_GIVEN EXERCISE_:
Copy every line of the data that contains the string "базовую".

(Dataset items)
────

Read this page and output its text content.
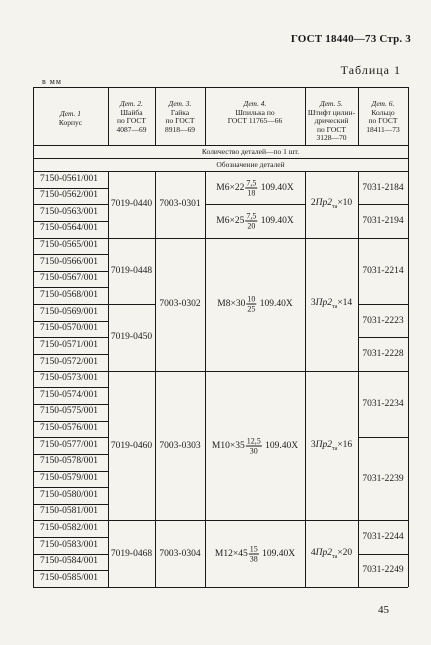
ГОСТ 18440—73 Стр. 3
Таблица 1
в мм
Дет. 1
Корпус
Дет. 2.
Шайба
по ГОСТ
4087—69
Дет. 3.
Гайка
по ГОСТ
8918—69
Дет. 4.
Шпилька по
ГОСТ 11765—66
Дет. 5.
Штифт цилин-
дрический
по ГОСТ
3128—70
Дет. 6.
Кольцо
по ГОСТ
18411—73
Количество деталей—по 1 шт.
Обозначение деталей
7150-0561/001
7150-0562/001
7150-0563/001
7150-0564/001
7150-0565/001
7150-0566/001
7150-0567/001
7150-0568/001
7150-0569/001
7150-0570/001
7150-0571/001
7150-0572/001
7150-0573/001
7150-0574/001
7150-0575/001
7150-0576/001
7150-0577/001
7150-0578/001
7150-0579/001
7150-0580/001
7150-0581/001
7150-0582/001
7150-0583/001
7150-0584/001
7150-0585/001
7019-0440
7019-0448
7019-0450
7019-0460
7019-0468
7003-0301
7003-0302
7003-0303
7003-0304
$М6\times 22 \frac{7,5}{18} 109.40Х$
$М6\times 25 \frac{7,5}{20} 109.40Х$
$М8\times 30 \frac{10}{25} 109.40Х$
$М10\times 35 \frac{12,5}{30} 109.40Х$
$М12\times 45 \frac{15}{38} 109.40Х$
$2Пр2_{та}\times 10$
$3Пр2_{та}\times 14$
$3Пр2_{та}\times 16$
$4Пр2_{та}\times 20$
7031-2184
7031-2194
7031-2214
7031-2223
7031-2228
7031-2234
7031-2239
7031-2244
7031-2249
45
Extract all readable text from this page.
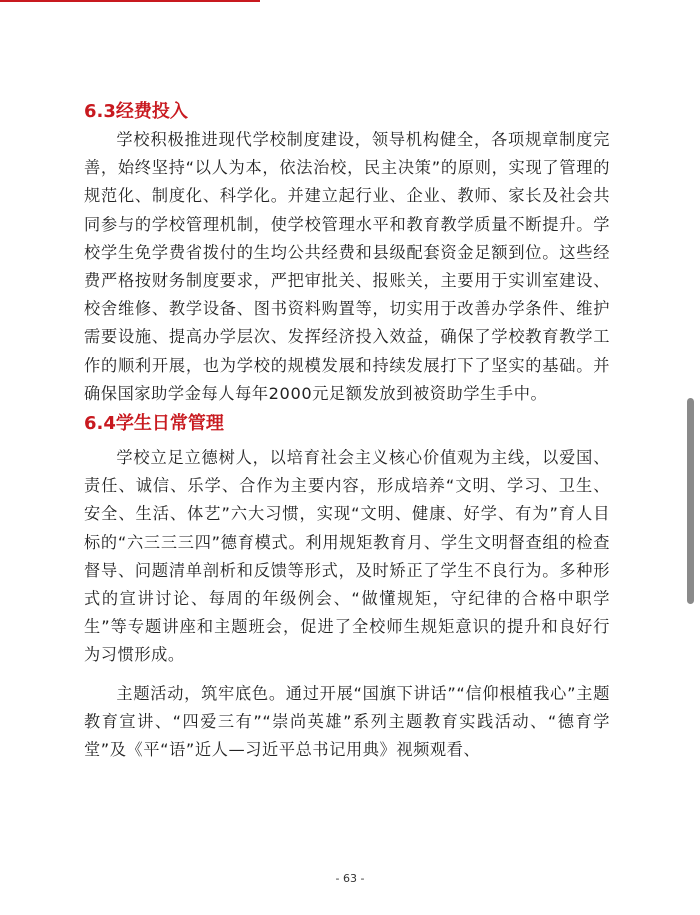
6.3经费投入

学校积极推进现代学校制度建设，领导机构健全，各项规章制度完善，始终坚持“以人为本，依法治校，民主决策”的原则，实现了管理的规范化、制度化、科学化。并建立起行业、企业、教师、家长及社会共同参与的学校管理机制，使学校管理水平和教育教学质量不断提升。学校学生免学费省拨付的生均公共经费和县级配套资金足额到位。这些经费严格按财务制度要求，严把审批关、报账关，主要用于实训室建设、校舍维修、教学设备、图书资料购置等，切实用于改善办学条件、维护需要设施、提高办学层次、发挥经济投入效益，确保了学校教育教学工作的顺利开展，也为学校的规模发展和持续发展打下了坚实的基础。并确保国家助学金每人每年2000元足额发放到被资助学生手中。

6.4学生日常管理

学校立足立德树人，以培育社会主义核心价值观为主线，以爱国、责任、诚信、乐学、合作为主要内容，形成培养“文明、学习、卫生、安全、生活、体艺”六大习惯，实现“文明、健康、好学、有为”育人目标的“六三三三四”德育模式。利用规矩教育月、学生文明督查组的检查督导、问题清单剖析和反馈等形式，及时矫正了学生不良行为。多种形式的宣讲讨论、每周的年级例会、“做懂规矩，守纪律的合格中职学生”等专题讲座和主题班会，促进了全校师生规矩意识的提升和良好行为习惯形成。

主题活动，筑牢底色。通过开展“国旗下讲话”“信仰根植我心”主题教育宣讲、“四爱三有”“崇尚英雄”系列主题教育实践活动、“德育学堂”及《平“语”近人—习近平总书记用典》视频观看、

- 63 -
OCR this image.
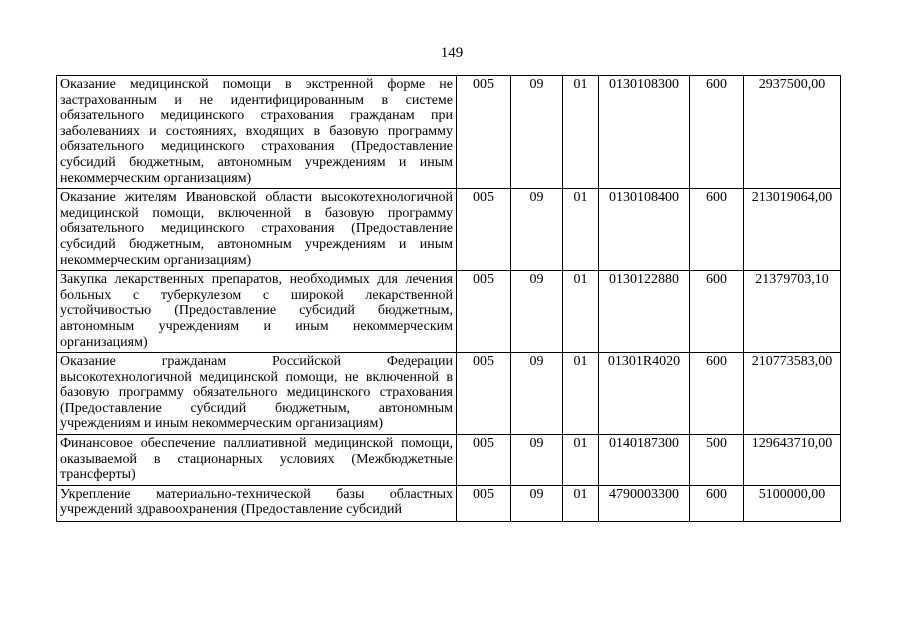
149
Оказание медицинской помощи в экстренной форме не застрахованным и не идентифицированным в системе обязательного медицинского страхования гражданам при заболеваниях и состояниях, входящих в базовую программу обязательного медицинского страхования (Предоставление субсидий бюджетным, автономным учреждениям и иным некоммерческим организациям)	005	09	01	0130108300	600	2937500,00
Оказание жителям Ивановской области высокотехнологичной медицинской помощи, включенной в базовую программу обязательного медицинского страхования (Предоставление субсидий бюджетным, автономным учреждениям и иным некоммерческим организациям)	005	09	01	0130108400	600	213019064,00
Закупка лекарственных препаратов, необходимых для лечения больных с туберкулезом с широкой лекарственной устойчивостью (Предоставление субсидий бюджетным, автономным учреждениям и иным некоммерческим организациям)	005	09	01	0130122880	600	21379703,10
Оказание гражданам Российской Федерации высокотехнологичной медицинской помощи, не включенной в базовую программу обязательного медицинского страхования (Предоставление субсидий бюджетным, автономным учреждениям и иным некоммерческим организациям)	005	09	01	01301R4020	600	210773583,00
Финансовое обеспечение паллиативной медицинской помощи, оказываемой в стационарных условиях (Межбюджетные трансферты)	005	09	01	0140187300	500	129643710,00
Укрепление материально-технической базы областных учреждений здравоохранения (Предоставление субсидий	005	09	01	4790003300	600	5100000,00
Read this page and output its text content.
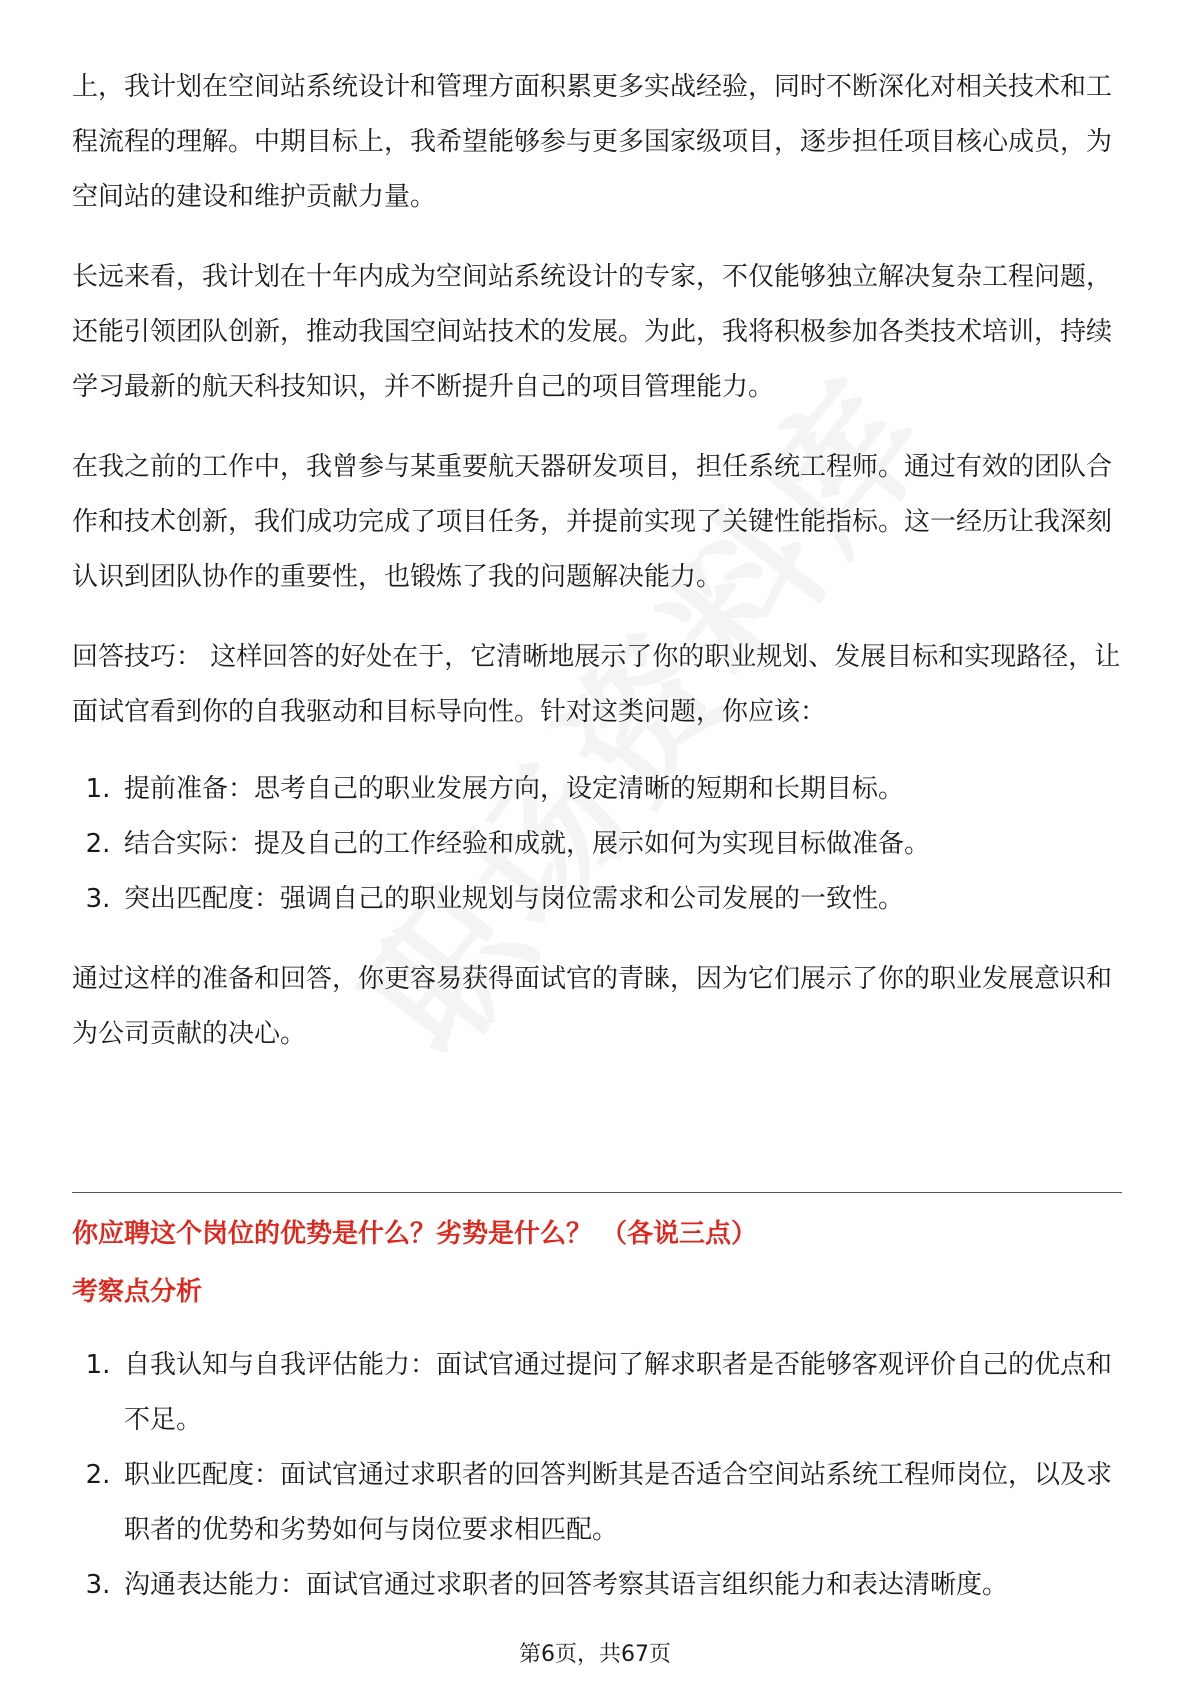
上，我计划在空间站系统设计和管理方面积累更多实战经验，同时不断深化对相关技术和工程流程的理解。中期目标上，我希望能够参与更多国家级项目，逐步担任项目核心成员，为空间站的建设和维护贡献力量。

长远来看，我计划在十年内成为空间站系统设计的专家，不仅能够独立解决复杂工程问题，还能引领团队创新，推动我国空间站技术的发展。为此，我将积极参加各类技术培训，持续学习最新的航天科技知识，并不断提升自己的项目管理能力。

在我之前的工作中，我曾参与某重要航天器研发项目，担任系统工程师。通过有效的团队合作和技术创新，我们成功完成了项目任务，并提前实现了关键性能指标。这一经历让我深刻认识到团队协作的重要性，也锻炼了我的问题解决能力。

回答技巧： 这样回答的好处在于，它清晰地展示了你的职业规划、发展目标和实现路径，让面试官看到你的自我驱动和目标导向性。针对这类问题，你应该：

1. 提前准备：思考自己的职业发展方向，设定清晰的短期和长期目标。
2. 结合实际：提及自己的工作经验和成就，展示如何为实现目标做准备。
3. 突出匹配度：强调自己的职业规划与岗位需求和公司发展的一致性。

通过这样的准备和回答，你更容易获得面试官的青睐，因为它们展示了你的职业发展意识和为公司贡献的决心。

你应聘这个岗位的优势是什么？劣势是什么？ （各说三点）
考察点分析
1. 自我认知与自我评估能力：面试官通过提问了解求职者是否能够客观评价自己的优点和不足。
2. 职业匹配度：面试官通过求职者的回答判断其是否适合空间站系统工程师岗位，以及求职者的优势和劣势如何与岗位要求相匹配。
3. 沟通表达能力：面试官通过求职者的回答考察其语言组织能力和表达清晰度。
第6页，共67页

────

_CORRECT RESULT_:
Оказание медицинской помощи в экстренной форме не застрахованным и не идентифицированным в системе обязательного медицинского страхования гражданам при заболеваниях и состояниях, входящих в базовую программу обязательного медицинского страхования (Предоставление субсидий бюджетным, автономным учреждениям и иным некоммерческим организациям)	005	09	01	0130108300	600	2937500,00
Оказание жителям Ивановской области высокотехнологичной медицинской помощи, включенной в базовую программу обязательного медицинского страхования (Предоставление субсидий бюджетным, автономным учреждениям и иным некоммерческим организациям)	005	09	01	0130108400	600	213019064,00
Оказание гражданам Российской Федерации высокотехнологичной медицинской помощи, не включенной в базовую программу обязательного медицинского страхования (Предоставление субсидий бюджетным, автономным учреждениям и иным некоммерческим организациям)	005	09	01	01301R4020	600	210773583,00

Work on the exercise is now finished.